● What to work on: Send each entry back exactly as given, pictures excluded.

Extracted data entries:

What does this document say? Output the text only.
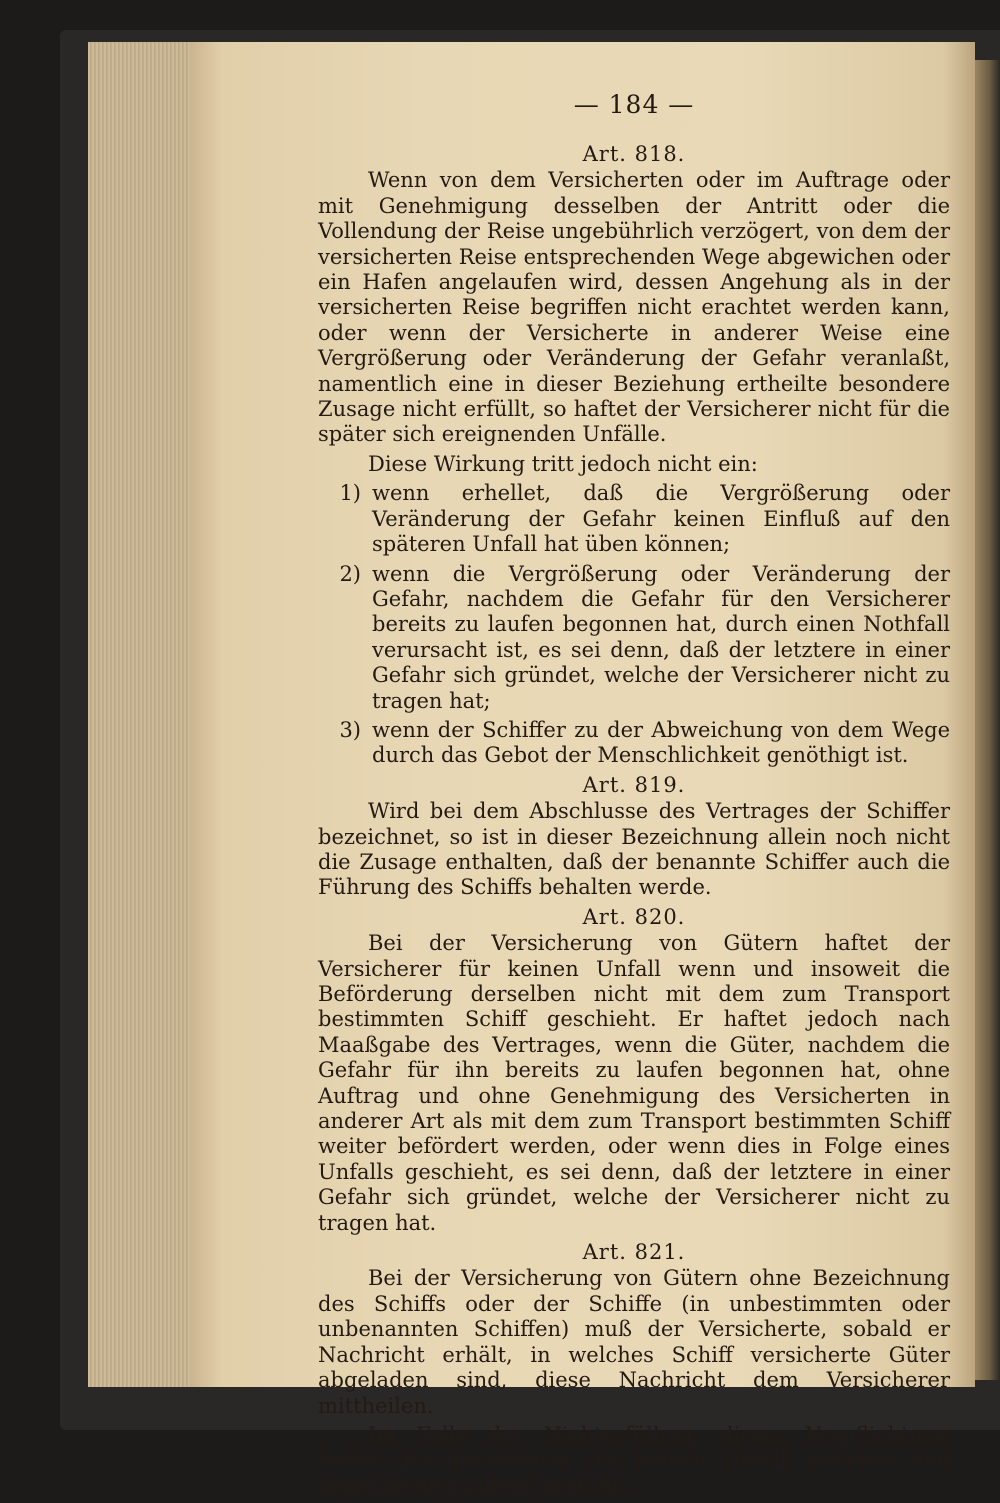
— 184 —
Art. 818.

Wenn von dem Versicherten oder im Auftrage oder mit Genehmigung desselben der Antritt oder die Vollendung der Reise ungebührlich verzögert, von dem der versicherten Reise entsprechenden Wege abgewichen oder ein Hafen angelaufen wird, dessen Angehung als in der versicherten Reise begriffen nicht erachtet werden kann, oder wenn der Versicherte in anderer Weise eine Vergrößerung oder Veränderung der Gefahr veranlaßt, namentlich eine in dieser Beziehung ertheilte besondere Zusage nicht erfüllt, so haftet der Versicherer nicht für die später sich ereignenden Unfälle.

Diese Wirkung tritt jedoch nicht ein:

1) wenn erhellet, daß die Vergrößerung oder Veränderung der Gefahr keinen Einfluß auf den späteren Unfall hat üben können;
2) wenn die Vergrößerung oder Veränderung der Gefahr, nachdem die Gefahr für den Versicherer bereits zu laufen begonnen hat, durch einen Nothfall verursacht ist, es sei denn, daß der letztere in einer Gefahr sich gründet, welche der Versicherer nicht zu tragen hat;
3) wenn der Schiffer zu der Abweichung von dem Wege durch das Gebot der Menschlichkeit genöthigt ist.
Art. 819.

Wird bei dem Abschlusse des Vertrages der Schiffer bezeichnet, so ist in dieser Bezeichnung allein noch nicht die Zusage enthalten, daß der benannte Schiffer auch die Führung des Schiffs behalten werde.

Art. 820.

Bei der Versicherung von Gütern haftet der Versicherer für keinen Unfall wenn und insoweit die Beförderung derselben nicht mit dem zum Transport bestimmten Schiff geschieht. Er haftet jedoch nach Maaßgabe des Vertrages, wenn die Güter, nachdem die Gefahr für ihn bereits zu laufen begonnen hat, ohne Auftrag und ohne Genehmigung des Versicherten in anderer Art als mit dem zum Transport bestimmten Schiff weiter befördert werden, oder wenn dies in Folge eines Unfalls geschieht, es sei denn, daß der letztere in einer Gefahr sich gründet, welche der Versicherer nicht zu tragen hat.

Art. 821.

Bei der Versicherung von Gütern ohne Bezeichnung des Schiffs oder der Schiffe (in unbestimmten oder unbenannten Schiffen) muß der Versicherte, sobald er Nachricht erhält, in welches Schiff versicherte Güter abgeladen sind, diese Nachricht dem Versicherer mittheilen.

Im Falle der Nichterfüllung dieser Verpflichtung haftet der Versicherer für keinen Unfall, welcher den abgeladenen Gütern zustößt.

● Correct answer:
What does this document say? Output the text only.
— 184 —
Art. 818.

Wenn von dem Versicherten oder im Auftrage oder mit Genehmigung desselben der Antritt oder die Vollendung der Reise ungebührlich verzögert, von dem der versicherten Reise entsprechenden Wege abgewichen oder ein Hafen angelaufen wird, dessen Angehung als in der versicherten Reise begriffen nicht erachtet werden kann, oder wenn der Versicherte in anderer Weise eine Vergrößerung oder Veränderung der Gefahr veranlaßt, namentlich eine in dieser Beziehung ertheilte besondere Zusage nicht erfüllt, so haftet der Versicherer nicht für die später sich ereignenden Unfälle.

Diese Wirkung tritt jedoch nicht ein:

1) wenn erhellet, daß die Vergrößerung oder Veränderung der Gefahr keinen Einfluß auf den späteren Unfall hat üben können;
2) wenn die Vergrößerung oder Veränderung der Gefahr, nachdem die Gefahr für den Versicherer bereits zu laufen begonnen hat, durch einen Nothfall verursacht ist, es sei denn, daß der letztere in einer Gefahr sich gründet, welche der Versicherer nicht zu tragen hat;
3) wenn der Schiffer zu der Abweichung von dem Wege durch das Gebot der Menschlichkeit genöthigt ist.
Art. 819.

Wird bei dem Abschlusse des Vertrages der Schiffer bezeichnet, so ist in dieser Bezeichnung allein noch nicht die Zusage enthalten, daß der benannte Schiffer auch die Führung des Schiffs behalten werde.

Art. 820.

Bei der Versicherung von Gütern haftet der Versicherer für keinen Unfall wenn und insoweit die Beförderung derselben nicht mit dem zum Transport bestimmten Schiff geschieht. Er haftet jedoch nach Maaßgabe des Vertrages, wenn die Güter, nachdem die Gefahr für ihn bereits zu laufen begonnen hat, ohne Auftrag und ohne Genehmigung des Versicherten in anderer Art als mit dem zum Transport bestimmten Schiff weiter befördert werden, oder wenn dies in Folge eines Unfalls geschieht, es sei denn, daß der letztere in einer Gefahr sich gründet, welche der Versicherer nicht zu tragen hat.

Art. 821.

Bei der Versicherung von Gütern ohne Bezeichnung des Schiffs oder der Schiffe (in unbestimmten oder unbenannten Schiffen) muß der Versicherte, sobald er Nachricht erhält, in welches Schiff versicherte Güter abgeladen sind, diese Nachricht dem Versicherer mittheilen.

Im Falle der Nichterfüllung dieser Verpflichtung haftet der Versicherer für keinen Unfall, welcher den abgeladenen Gütern zustößt.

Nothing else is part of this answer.